Extract to read:
In the gilded halls of Carthage Palace, Tunisian President Kaïs Saied delivered what was meant to look like a principled stand. In reality, it was a carefully choreographed ambush. When Massad Boulos, adviser to Donald Trump on Arab and African affairs, arrived in Tunis, he was met not with the customary decorum of diplomacy, but with a solemn and theatrical display: graphic images of Palestinian suffering, accusations of genocide, and a scathing indictment of Israeli policy. There was no attempt at dialogue, no pretense of cooperation. It was a lecture and a performance.
The tragedy unfolding in Gaza is real, and it warrants global attention. But so too is the political manipulation that often cloaks itself in righteous outrage. That an authoritarian figure like Kaïs Saied was the one delivering the message, and that the United States handed him the platform to do so, is what should trouble policymakers in Washington. Whether out of naïveté or miscalculation, the U.S. gifted a struggling strongman the opportunity to polish his image at their expense, and Saied seized it with precision.
What played out in Tunis was not an isolated misstep. It was part of a well-worn script used by autocrats across the region, a performance steeped in ambiguity, crafted to appeal to Western sensitivities while masking the hard truth of domestic repression. When legitimacy falters at home, when economies collapse and dissent simmers, the Palestinian cause becomes the go-to refuge. It offers moral cover, international headlines, and a distraction from domestic decay. From Tehran to Algiers, and now Tunis, the tactic is the same.
Facing Tunisia’s most severe crisis in decades, economic freefall, international isolation, and an erosion of civil liberties, Saied resorted to this playbook. The display wasn’t meant to advance Palestinian rights. It was meant to deflect, to rally support, and to reframe himself as a moral voice in a region where he’s anything but.

Document understanding data
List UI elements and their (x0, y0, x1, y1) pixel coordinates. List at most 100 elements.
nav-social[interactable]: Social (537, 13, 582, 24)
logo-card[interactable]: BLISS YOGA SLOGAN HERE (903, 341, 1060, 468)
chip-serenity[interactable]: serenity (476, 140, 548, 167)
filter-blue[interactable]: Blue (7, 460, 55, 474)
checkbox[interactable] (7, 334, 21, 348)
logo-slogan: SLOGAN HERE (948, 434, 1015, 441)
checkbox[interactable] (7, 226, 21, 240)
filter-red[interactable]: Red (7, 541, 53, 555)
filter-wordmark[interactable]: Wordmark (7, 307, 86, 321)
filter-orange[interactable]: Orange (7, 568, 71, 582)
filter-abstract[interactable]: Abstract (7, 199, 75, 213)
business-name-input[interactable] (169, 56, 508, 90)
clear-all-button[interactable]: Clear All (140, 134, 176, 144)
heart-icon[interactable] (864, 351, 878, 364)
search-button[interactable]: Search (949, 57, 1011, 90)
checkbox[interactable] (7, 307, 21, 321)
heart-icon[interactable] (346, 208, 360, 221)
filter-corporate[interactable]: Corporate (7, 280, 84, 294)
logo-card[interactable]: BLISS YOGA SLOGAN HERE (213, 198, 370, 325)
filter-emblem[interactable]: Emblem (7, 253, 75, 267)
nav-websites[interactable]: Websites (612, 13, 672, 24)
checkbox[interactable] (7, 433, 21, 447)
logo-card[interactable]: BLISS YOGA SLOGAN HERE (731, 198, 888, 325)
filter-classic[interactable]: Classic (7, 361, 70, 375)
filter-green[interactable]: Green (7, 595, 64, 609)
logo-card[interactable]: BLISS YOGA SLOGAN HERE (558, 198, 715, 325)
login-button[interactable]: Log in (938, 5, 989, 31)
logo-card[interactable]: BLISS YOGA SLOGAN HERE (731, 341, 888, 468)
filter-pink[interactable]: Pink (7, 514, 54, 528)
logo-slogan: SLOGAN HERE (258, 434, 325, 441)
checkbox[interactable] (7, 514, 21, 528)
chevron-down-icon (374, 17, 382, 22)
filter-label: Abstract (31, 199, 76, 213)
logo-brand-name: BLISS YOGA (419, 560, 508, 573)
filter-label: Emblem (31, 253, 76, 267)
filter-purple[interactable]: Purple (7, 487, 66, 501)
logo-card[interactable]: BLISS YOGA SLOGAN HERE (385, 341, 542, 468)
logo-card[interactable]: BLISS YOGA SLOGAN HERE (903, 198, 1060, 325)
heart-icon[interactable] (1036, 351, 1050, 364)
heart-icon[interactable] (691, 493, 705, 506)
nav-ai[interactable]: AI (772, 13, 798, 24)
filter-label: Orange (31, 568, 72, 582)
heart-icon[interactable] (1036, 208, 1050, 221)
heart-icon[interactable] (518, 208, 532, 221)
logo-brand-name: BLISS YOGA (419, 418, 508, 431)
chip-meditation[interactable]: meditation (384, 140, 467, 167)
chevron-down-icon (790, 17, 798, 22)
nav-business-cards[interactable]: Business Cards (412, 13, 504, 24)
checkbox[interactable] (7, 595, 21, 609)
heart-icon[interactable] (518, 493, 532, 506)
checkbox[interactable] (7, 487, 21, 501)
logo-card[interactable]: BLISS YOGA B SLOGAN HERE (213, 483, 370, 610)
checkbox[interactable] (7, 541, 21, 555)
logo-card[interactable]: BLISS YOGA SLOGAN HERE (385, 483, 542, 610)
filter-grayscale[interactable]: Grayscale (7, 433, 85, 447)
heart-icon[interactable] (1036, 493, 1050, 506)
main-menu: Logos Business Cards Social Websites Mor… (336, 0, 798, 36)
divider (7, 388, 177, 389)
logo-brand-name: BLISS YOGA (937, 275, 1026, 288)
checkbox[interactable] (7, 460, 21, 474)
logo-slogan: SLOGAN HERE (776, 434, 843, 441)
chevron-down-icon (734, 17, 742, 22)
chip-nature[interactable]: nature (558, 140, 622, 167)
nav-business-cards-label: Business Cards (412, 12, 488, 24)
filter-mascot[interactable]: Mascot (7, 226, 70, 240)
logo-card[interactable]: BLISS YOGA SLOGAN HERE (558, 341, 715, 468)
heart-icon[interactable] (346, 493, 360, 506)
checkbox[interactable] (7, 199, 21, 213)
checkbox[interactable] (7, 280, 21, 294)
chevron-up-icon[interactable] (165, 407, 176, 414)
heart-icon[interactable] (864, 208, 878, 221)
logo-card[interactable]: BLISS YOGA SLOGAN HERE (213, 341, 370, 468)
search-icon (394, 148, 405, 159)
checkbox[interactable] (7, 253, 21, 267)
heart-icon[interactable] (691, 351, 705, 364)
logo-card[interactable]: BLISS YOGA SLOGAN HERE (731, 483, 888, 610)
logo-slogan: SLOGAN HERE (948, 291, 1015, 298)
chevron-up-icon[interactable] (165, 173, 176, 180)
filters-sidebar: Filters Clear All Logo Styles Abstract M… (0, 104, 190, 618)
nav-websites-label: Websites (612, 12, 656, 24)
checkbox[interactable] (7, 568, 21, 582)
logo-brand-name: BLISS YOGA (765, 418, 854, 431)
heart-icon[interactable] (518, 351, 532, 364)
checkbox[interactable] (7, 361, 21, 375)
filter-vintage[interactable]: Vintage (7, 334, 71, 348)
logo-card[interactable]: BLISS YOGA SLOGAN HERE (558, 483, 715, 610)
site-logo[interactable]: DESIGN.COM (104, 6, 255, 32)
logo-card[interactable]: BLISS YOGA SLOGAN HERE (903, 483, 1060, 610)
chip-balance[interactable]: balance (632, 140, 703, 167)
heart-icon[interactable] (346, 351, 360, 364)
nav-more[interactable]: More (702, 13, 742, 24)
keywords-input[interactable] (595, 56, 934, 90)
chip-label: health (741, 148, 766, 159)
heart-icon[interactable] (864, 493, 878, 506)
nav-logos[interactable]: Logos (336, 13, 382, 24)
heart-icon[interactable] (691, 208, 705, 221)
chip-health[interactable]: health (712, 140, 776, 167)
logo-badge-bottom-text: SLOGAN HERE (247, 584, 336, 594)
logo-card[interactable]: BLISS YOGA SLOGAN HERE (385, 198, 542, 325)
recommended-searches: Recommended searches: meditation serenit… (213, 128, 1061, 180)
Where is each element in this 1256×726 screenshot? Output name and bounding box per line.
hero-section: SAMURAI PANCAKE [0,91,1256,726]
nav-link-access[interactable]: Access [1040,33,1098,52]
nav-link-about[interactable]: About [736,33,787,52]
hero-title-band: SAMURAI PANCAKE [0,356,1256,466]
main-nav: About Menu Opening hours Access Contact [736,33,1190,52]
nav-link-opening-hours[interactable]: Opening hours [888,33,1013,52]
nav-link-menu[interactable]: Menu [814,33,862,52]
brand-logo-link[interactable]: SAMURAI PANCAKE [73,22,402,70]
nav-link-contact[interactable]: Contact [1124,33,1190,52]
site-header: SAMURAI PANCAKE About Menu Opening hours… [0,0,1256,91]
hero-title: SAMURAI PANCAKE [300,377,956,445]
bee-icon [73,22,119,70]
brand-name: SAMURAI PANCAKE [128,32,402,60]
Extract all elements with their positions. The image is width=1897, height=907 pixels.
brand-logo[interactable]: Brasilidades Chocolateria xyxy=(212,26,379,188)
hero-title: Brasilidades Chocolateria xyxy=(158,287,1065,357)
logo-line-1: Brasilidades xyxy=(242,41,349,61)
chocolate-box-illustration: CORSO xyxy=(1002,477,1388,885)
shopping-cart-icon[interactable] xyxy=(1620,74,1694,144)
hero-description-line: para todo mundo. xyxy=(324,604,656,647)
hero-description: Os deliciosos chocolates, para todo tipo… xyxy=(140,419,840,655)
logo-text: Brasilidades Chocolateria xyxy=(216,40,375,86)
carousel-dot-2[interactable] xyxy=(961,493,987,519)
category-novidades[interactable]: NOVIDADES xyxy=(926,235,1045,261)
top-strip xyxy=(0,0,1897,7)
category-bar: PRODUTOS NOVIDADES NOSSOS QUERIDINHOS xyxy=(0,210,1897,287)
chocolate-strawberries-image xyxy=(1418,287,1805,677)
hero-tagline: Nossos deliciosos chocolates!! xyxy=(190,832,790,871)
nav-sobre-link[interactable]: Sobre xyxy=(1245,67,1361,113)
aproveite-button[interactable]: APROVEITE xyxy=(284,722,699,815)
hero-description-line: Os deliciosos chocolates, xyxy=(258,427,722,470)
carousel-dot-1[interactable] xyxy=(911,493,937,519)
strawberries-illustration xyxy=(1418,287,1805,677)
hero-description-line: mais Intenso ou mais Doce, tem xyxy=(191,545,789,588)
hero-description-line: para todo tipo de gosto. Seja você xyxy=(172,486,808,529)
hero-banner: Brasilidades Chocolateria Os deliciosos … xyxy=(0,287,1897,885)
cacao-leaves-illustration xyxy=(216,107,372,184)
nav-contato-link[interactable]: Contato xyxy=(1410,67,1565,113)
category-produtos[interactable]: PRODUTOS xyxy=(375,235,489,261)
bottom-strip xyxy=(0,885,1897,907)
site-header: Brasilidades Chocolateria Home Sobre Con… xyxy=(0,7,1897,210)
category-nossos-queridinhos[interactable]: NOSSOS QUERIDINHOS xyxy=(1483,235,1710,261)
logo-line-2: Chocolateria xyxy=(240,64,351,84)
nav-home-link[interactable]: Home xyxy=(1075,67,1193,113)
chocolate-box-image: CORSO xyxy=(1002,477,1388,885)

Apply what you read:
a – Answer these questions from the commentary on the Tunis meeting, one answer per line, marked (i), (ii) and (iii) like the questions.
(i) Whose adviser is Massad Boulos, and on which affairs does he advise?
(ii) Besides Tunis, which two cities does the commentary name as places where the same tactic is used?
(iii) What three things make up Tunisia's most severe crisis in decades, according to the commentary?
b – Go on with the commentary on the Tunis meeting, starting after its last sentence.

Answers in order:
a –
(i) He is Donald Trump's adviser on Arab and African affairs.
(ii) Tehran and Algiers.
(iii) Economic freefall, international isolation, and an erosion of civil liberties.

b –
This is a man who suspended parliament, dismantled judicial independence, jailed journalists, and crushed dissent. This is a leader who revived ties with Bashar al-Assad, the architect of mass atrocities against the Syrian people. Thousands of children were murdered under Assad’s regime, gassed, burned, and bombed, yet Saied saw no contradiction in welcoming him back into the diplomatic fold. To denounce Israeli brutality while embracing the butcher of Damascus isn’t just hypocrisy, it’s moral bankruptcy.
The meeting with Boulos offered Saied something he rarely gets these days: international validation. And he used it not to engage, but to perform. He wasn’t speaking to America; he was speaking through America, to a domestic audience he hopes to galvanize and to regional powers drawn to the toxic blend of populism and authoritarianism he now embodies. The message was clear: I stand defiant, I resist pressure, I defend Palestine. Never mind the Tunisians enduring rising poverty, censorship, and fear under his rule.
What did Washington expect to gain from this encounter? Influence? Leverage? The result was a photo op turned political weapon. And it underscores a deeper problem: the U.S. continues to treat repressive regimes as if they are rational actors in a shared rules-based order. But today’s autocrats aren’t just governing, they’re staging performances, and unless America understands that, it will continue being cast in roles it never auditioned for.
What makes this all the more damaging is the silence that follows. As Saied brands political opponents as traitors, lashes out at NGOs, and tightens his grip on power, Washington offers little more than muted concern. In trying not to interfere, it inadvertently enables, signaling that the theater works, that ambiguity pays off, that the show can go on.
And in the end, it’s the Palestinian cause that suffers. It deserves real defenders, leaders who fight for dignity abroad and uphold it at home. Not those who wave images of the dead while presiding over a nation in despair.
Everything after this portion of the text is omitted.